→ **Instructions for the task**:
Restate the listing below word for word, omitting any images.

[Dataset rows about figures]
[start]

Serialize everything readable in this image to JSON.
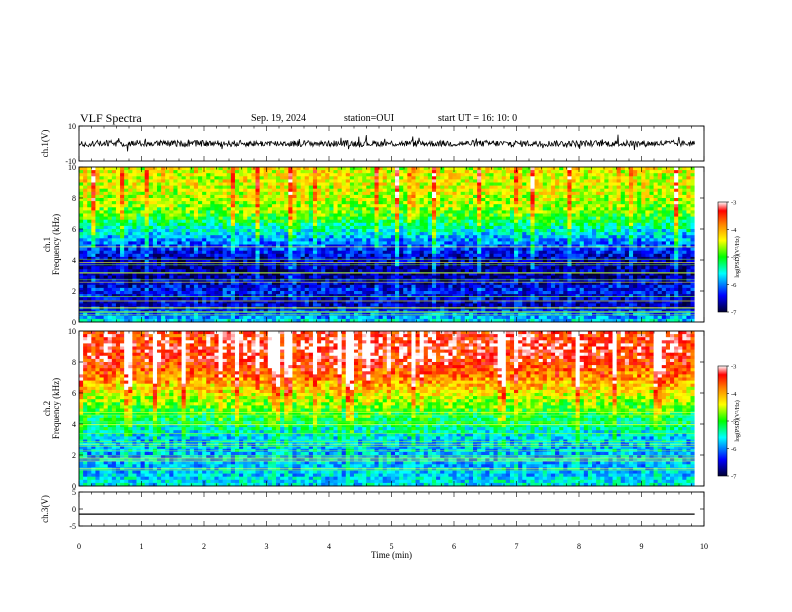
{
  "header": {
    "title": "VLF Spectra",
    "date": "Sep. 19, 2024",
    "station": "station=OUI",
    "start": "start  UT =   16: 10: 0"
  },
  "chart_data": [
    {
      "type": "line",
      "title": "",
      "ylabel": "ch.1(V)",
      "ylim": [
        -10,
        10
      ],
      "yticks": [
        "10",
        "-10"
      ],
      "xlim": [
        0,
        10
      ],
      "description_values": {
        "mean": 0,
        "noise_amplitude": 3
      }
    },
    {
      "type": "heatmap",
      "ylabel": "Frequency  (kHz)",
      "channel_label": "ch.1",
      "ylim": [
        0,
        10
      ],
      "yticks": [
        "0",
        "2",
        "4",
        "6",
        "8",
        "10"
      ],
      "xlim": [
        0,
        10
      ],
      "data_end_min": 9.85,
      "colorbar": {
        "label": "log(PSD)(V²/Hz)",
        "range": [
          -7,
          -3
        ],
        "ticks": [
          "-3",
          "-4",
          "-5",
          "-6",
          "-7"
        ]
      },
      "profile_log_psd": [
        -5.6,
        -6.6,
        -6.4,
        -6.8,
        -6.7,
        -6.2,
        -5.6,
        -5.0,
        -4.7,
        -4.6,
        -4.6
      ],
      "profile_freq_khz": [
        0,
        1,
        2,
        3,
        4,
        5,
        6,
        7,
        8,
        9,
        10
      ]
    },
    {
      "type": "heatmap",
      "ylabel": "Frequency  (kHz)",
      "channel_label": "ch.2",
      "ylim": [
        0,
        10
      ],
      "yticks": [
        "0",
        "2",
        "4",
        "6",
        "8",
        "10"
      ],
      "xlim": [
        0,
        10
      ],
      "data_end_min": 9.85,
      "colorbar": {
        "label": "log(PSD)(V²/Hz)",
        "range": [
          -7,
          -3
        ],
        "ticks": [
          "-3",
          "-4",
          "-5",
          "-6",
          "-7"
        ]
      },
      "profile_log_psd": [
        -5.6,
        -5.8,
        -5.9,
        -5.8,
        -5.4,
        -5.0,
        -4.5,
        -4.0,
        -3.6,
        -3.5,
        -3.6
      ],
      "profile_freq_khz": [
        0,
        1,
        2,
        3,
        4,
        5,
        6,
        7,
        8,
        9,
        10
      ]
    },
    {
      "type": "line",
      "ylabel": "ch.3(V)",
      "ylim": [
        -5,
        5
      ],
      "yticks": [
        "5",
        "0",
        "-5"
      ],
      "xlim": [
        0,
        10
      ],
      "xlabel": "Time  (min)",
      "xticks": [
        "0",
        "1",
        "2",
        "3",
        "4",
        "5",
        "6",
        "7",
        "8",
        "9",
        "10"
      ],
      "constant_value": -1.5
    }
  ]
}
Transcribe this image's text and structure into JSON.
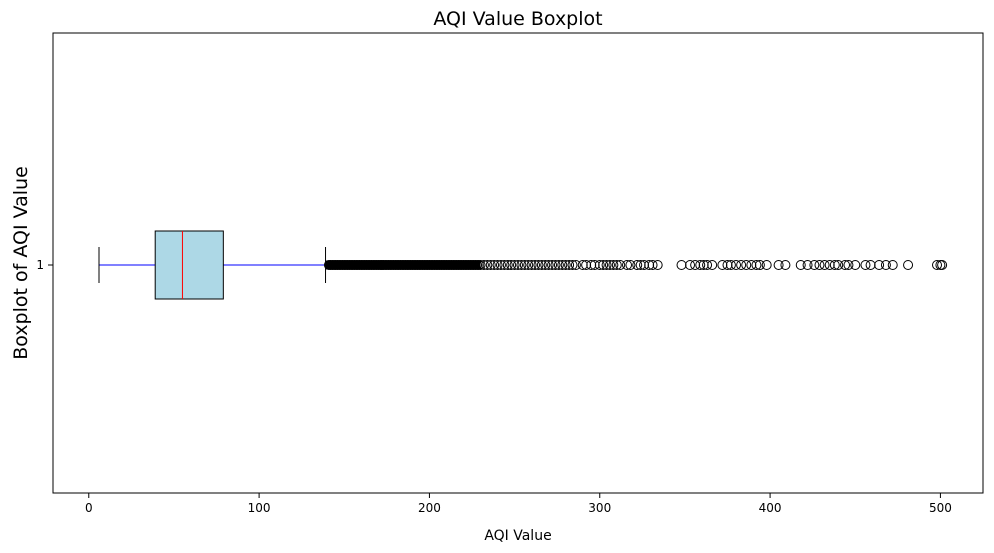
{
  "chart_data": {
    "type": "boxplot",
    "orientation": "horizontal",
    "title": "AQI Value Boxplot",
    "xlabel": "AQI Value",
    "ylabel": "Boxplot of AQI Value",
    "xlim": [
      -21,
      525
    ],
    "x_ticks": [
      0,
      100,
      200,
      300,
      400,
      500
    ],
    "y_ticks": [
      "1"
    ],
    "box": {
      "category": "1",
      "whisker_low": 6,
      "q1": 39,
      "median": 55,
      "q3": 79,
      "whisker_high": 139
    },
    "outlier_dense_range": [
      139,
      230
    ],
    "outliers": [
      141,
      142,
      143,
      144,
      145,
      146,
      147,
      148,
      149,
      150,
      151,
      152,
      153,
      154,
      155,
      156,
      157,
      158,
      159,
      160,
      161,
      162,
      163,
      164,
      165,
      166,
      167,
      168,
      169,
      170,
      171,
      172,
      173,
      174,
      175,
      176,
      177,
      178,
      179,
      180,
      181,
      182,
      183,
      184,
      185,
      186,
      187,
      188,
      189,
      190,
      191,
      192,
      193,
      194,
      195,
      196,
      197,
      198,
      199,
      200,
      201,
      202,
      203,
      204,
      205,
      206,
      207,
      208,
      209,
      210,
      211,
      212,
      213,
      214,
      215,
      216,
      217,
      218,
      219,
      220,
      221,
      222,
      223,
      224,
      225,
      226,
      227,
      228,
      229,
      230,
      232,
      234,
      236,
      238,
      240,
      242,
      244,
      246,
      248,
      250,
      252,
      254,
      256,
      258,
      260,
      262,
      264,
      266,
      268,
      270,
      272,
      274,
      276,
      278,
      280,
      282,
      284,
      286,
      290,
      292,
      295,
      297,
      300,
      302,
      304,
      306,
      308,
      310,
      312,
      316,
      318,
      322,
      324,
      326,
      329,
      331,
      334,
      348,
      353,
      356,
      359,
      361,
      363,
      366,
      372,
      375,
      377,
      380,
      383,
      386,
      389,
      392,
      394,
      398,
      405,
      409,
      418,
      422,
      426,
      429,
      432,
      435,
      438,
      440,
      444,
      446,
      450,
      456,
      459,
      464,
      468,
      472,
      481,
      498,
      500,
      501
    ],
    "colors": {
      "box_fill": "#add8e6",
      "box_edge": "#000000",
      "median": "#ff0000",
      "whisker": "#0000ff",
      "cap": "#000000",
      "outlier_edge": "#000000"
    },
    "grid": false,
    "legend": "none"
  }
}
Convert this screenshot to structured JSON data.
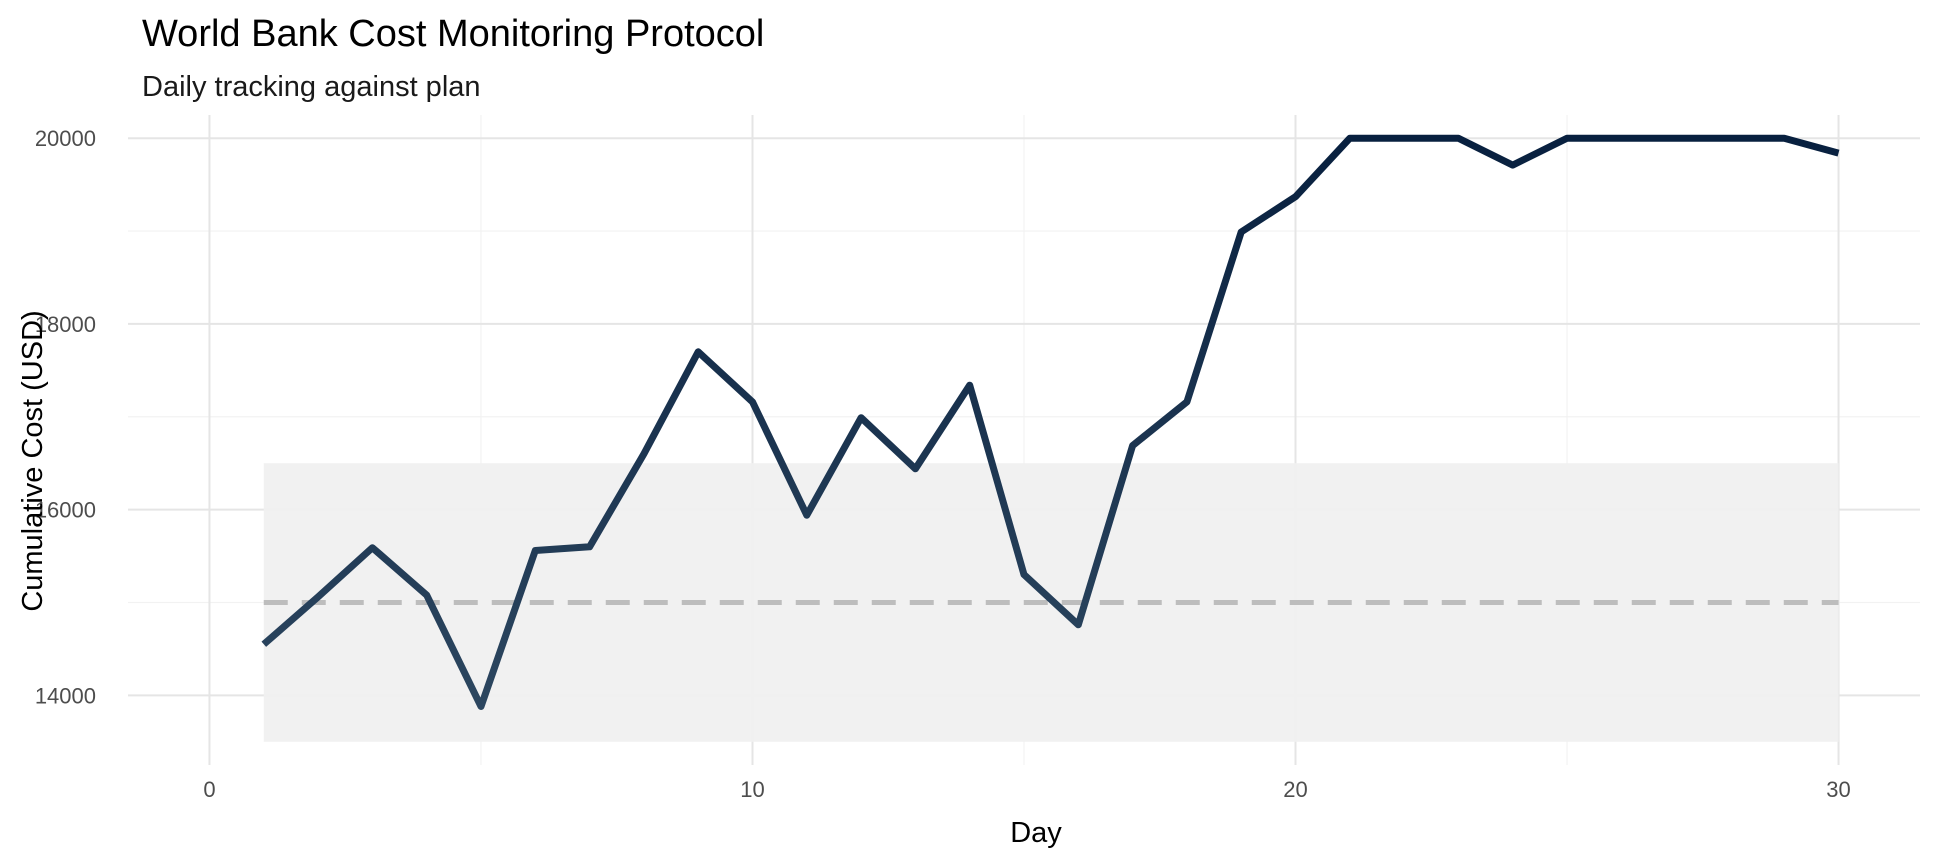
{
  "chart_data": {
    "type": "line",
    "title": "World Bank Cost Monitoring Protocol",
    "subtitle": "Daily tracking against plan",
    "xlabel": "Day",
    "ylabel": "Cumulative Cost (USD)",
    "xlim": [
      -1.5,
      31.5
    ],
    "ylim": [
      13250,
      20250
    ],
    "x_ticks": [
      0,
      10,
      20,
      30
    ],
    "y_ticks": [
      14000,
      16000,
      18000,
      20000
    ],
    "grid": true,
    "legend": "none",
    "plan_line": 15000,
    "tolerance_band": {
      "xmin": 1,
      "xmax": 30,
      "ymin": 13500,
      "ymax": 16500
    },
    "series": [
      {
        "x": [
          1,
          2,
          3,
          4,
          5,
          6,
          7,
          8,
          9,
          10,
          11,
          12,
          13,
          14,
          15,
          16,
          17,
          18,
          19,
          20,
          21,
          22,
          23,
          24,
          25,
          26,
          27,
          28,
          29,
          30
        ],
        "values": [
          14550,
          15060,
          15590,
          15080,
          13880,
          15560,
          15600,
          16600,
          17700,
          17160,
          15940,
          16990,
          16440,
          17340,
          15300,
          14760,
          16690,
          17160,
          18990,
          19370,
          20000,
          20000,
          20000,
          19710,
          20000,
          20000,
          20000,
          20000,
          20000,
          19840
        ]
      }
    ],
    "colors": {
      "line_low": "#2d4760",
      "line_high": "#08203f",
      "band": "#f0f0f0",
      "plan": "#bdbdbd"
    }
  }
}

[end]

→ **Finished exercise**:
Serialize everything readable in this image to JSON.
{
  "header": {
    "title": "VLF Spectra",
    "date": "Sep. 19, 2024",
    "station": "station=OUI",
    "start": "start  UT =   16: 10: 0"
  },
  "chart_data": [
    {
      "type": "line",
      "title": "",
      "ylabel": "ch.1(V)",
      "ylim": [
        -10,
        10
      ],
      "yticks": [
        "10",
        "-10"
      ],
      "xlim": [
        0,
        10
      ],
      "description_values": {
        "mean": 0,
        "noise_amplitude": 3
      }
    },
    {
      "type": "heatmap",
      "ylabel": "Frequency  (kHz)",
      "channel_label": "ch.1",
      "ylim": [
        0,
        10
      ],
      "yticks": [
        "0",
        "2",
        "4",
        "6",
        "8",
        "10"
      ],
      "xlim": [
        0,
        10
      ],
      "data_end_min": 9.85,
      "colorbar": {
        "label": "log(PSD)(V²/Hz)",
        "range": [
          -7,
          -3
        ],
        "ticks": [
          "-3",
          "-4",
          "-5",
          "-6",
          "-7"
        ]
      },
      "profile_log_psd": [
        -5.6,
        -6.6,
        -6.4,
        -6.8,
        -6.7,
        -6.2,
        -5.6,
        -5.0,
        -4.7,
        -4.6,
        -4.6
      ],
      "profile_freq_khz": [
        0,
        1,
        2,
        3,
        4,
        5,
        6,
        7,
        8,
        9,
        10
      ]
    },
    {
      "type": "heatmap",
      "ylabel": "Frequency  (kHz)",
      "channel_label": "ch.2",
      "ylim": [
        0,
        10
      ],
      "yticks": [
        "0",
        "2",
        "4",
        "6",
        "8",
        "10"
      ],
      "xlim": [
        0,
        10
      ],
      "data_end_min": 9.85,
      "colorbar": {
        "label": "log(PSD)(V²/Hz)",
        "range": [
          -7,
          -3
        ],
        "ticks": [
          "-3",
          "-4",
          "-5",
          "-6",
          "-7"
        ]
      },
      "profile_log_psd": [
        -5.6,
        -5.8,
        -5.9,
        -5.8,
        -5.4,
        -5.0,
        -4.5,
        -4.0,
        -3.6,
        -3.5,
        -3.6
      ],
      "profile_freq_khz": [
        0,
        1,
        2,
        3,
        4,
        5,
        6,
        7,
        8,
        9,
        10
      ]
    },
    {
      "type": "line",
      "ylabel": "ch.3(V)",
      "ylim": [
        -5,
        5
      ],
      "yticks": [
        "5",
        "0",
        "-5"
      ],
      "xlim": [
        0,
        10
      ],
      "xlabel": "Time  (min)",
      "xticks": [
        "0",
        "1",
        "2",
        "3",
        "4",
        "5",
        "6",
        "7",
        "8",
        "9",
        "10"
      ],
      "constant_value": -1.5
    }
  ]
}
Transcribe this image's text and structure into JSON.
{
  "chart_data": {
    "type": "boxplot",
    "orientation": "horizontal",
    "title": "AQI Value Boxplot",
    "xlabel": "AQI Value",
    "ylabel": "Boxplot of AQI Value",
    "xlim": [
      -21,
      525
    ],
    "x_ticks": [
      0,
      100,
      200,
      300,
      400,
      500
    ],
    "y_ticks": [
      "1"
    ],
    "box": {
      "category": "1",
      "whisker_low": 6,
      "q1": 39,
      "median": 55,
      "q3": 79,
      "whisker_high": 139
    },
    "outlier_dense_range": [
      139,
      230
    ],
    "outliers": [
      141,
      142,
      143,
      144,
      145,
      146,
      147,
      148,
      149,
      150,
      151,
      152,
      153,
      154,
      155,
      156,
      157,
      158,
      159,
      160,
      161,
      162,
      163,
      164,
      165,
      166,
      167,
      168,
      169,
      170,
      171,
      172,
      173,
      174,
      175,
      176,
      177,
      178,
      179,
      180,
      181,
      182,
      183,
      184,
      185,
      186,
      187,
      188,
      189,
      190,
      191,
      192,
      193,
      194,
      195,
      196,
      197,
      198,
      199,
      200,
      201,
      202,
      203,
      204,
      205,
      206,
      207,
      208,
      209,
      210,
      211,
      212,
      213,
      214,
      215,
      216,
      217,
      218,
      219,
      220,
      221,
      222,
      223,
      224,
      225,
      226,
      227,
      228,
      229,
      230,
      232,
      234,
      236,
      238,
      240,
      242,
      244,
      246,
      248,
      250,
      252,
      254,
      256,
      258,
      260,
      262,
      264,
      266,
      268,
      270,
      272,
      274,
      276,
      278,
      280,
      282,
      284,
      286,
      290,
      292,
      295,
      297,
      300,
      302,
      304,
      306,
      308,
      310,
      312,
      316,
      318,
      322,
      324,
      326,
      329,
      331,
      334,
      348,
      353,
      356,
      359,
      361,
      363,
      366,
      372,
      375,
      377,
      380,
      383,
      386,
      389,
      392,
      394,
      398,
      405,
      409,
      418,
      422,
      426,
      429,
      432,
      435,
      438,
      440,
      444,
      446,
      450,
      456,
      459,
      464,
      468,
      472,
      481,
      498,
      500,
      501
    ],
    "colors": {
      "box_fill": "#add8e6",
      "box_edge": "#000000",
      "median": "#ff0000",
      "whisker": "#0000ff",
      "cap": "#000000",
      "outlier_edge": "#000000"
    },
    "grid": false,
    "legend": "none"
  }
}
Convert this screenshot to structured JSON data.
{
  "chart_data": {
    "type": "line",
    "title": "World Bank Cost Monitoring Protocol",
    "subtitle": "Daily tracking against plan",
    "xlabel": "Day",
    "ylabel": "Cumulative Cost (USD)",
    "xlim": [
      -1.5,
      31.5
    ],
    "ylim": [
      13250,
      20250
    ],
    "x_ticks": [
      0,
      10,
      20,
      30
    ],
    "y_ticks": [
      14000,
      16000,
      18000,
      20000
    ],
    "grid": true,
    "legend": "none",
    "plan_line": 15000,
    "tolerance_band": {
      "xmin": 1,
      "xmax": 30,
      "ymin": 13500,
      "ymax": 16500
    },
    "series": [
      {
        "x": [
          1,
          2,
          3,
          4,
          5,
          6,
          7,
          8,
          9,
          10,
          11,
          12,
          13,
          14,
          15,
          16,
          17,
          18,
          19,
          20,
          21,
          22,
          23,
          24,
          25,
          26,
          27,
          28,
          29,
          30
        ],
        "values": [
          14550,
          15060,
          15590,
          15080,
          13880,
          15560,
          15600,
          16600,
          17700,
          17160,
          15940,
          16990,
          16440,
          17340,
          15300,
          14760,
          16690,
          17160,
          18990,
          19370,
          20000,
          20000,
          20000,
          19710,
          20000,
          20000,
          20000,
          20000,
          20000,
          19840
        ]
      }
    ],
    "colors": {
      "line_low": "#2d4760",
      "line_high": "#08203f",
      "band": "#f0f0f0",
      "plan": "#bdbdbd"
    }
  }
}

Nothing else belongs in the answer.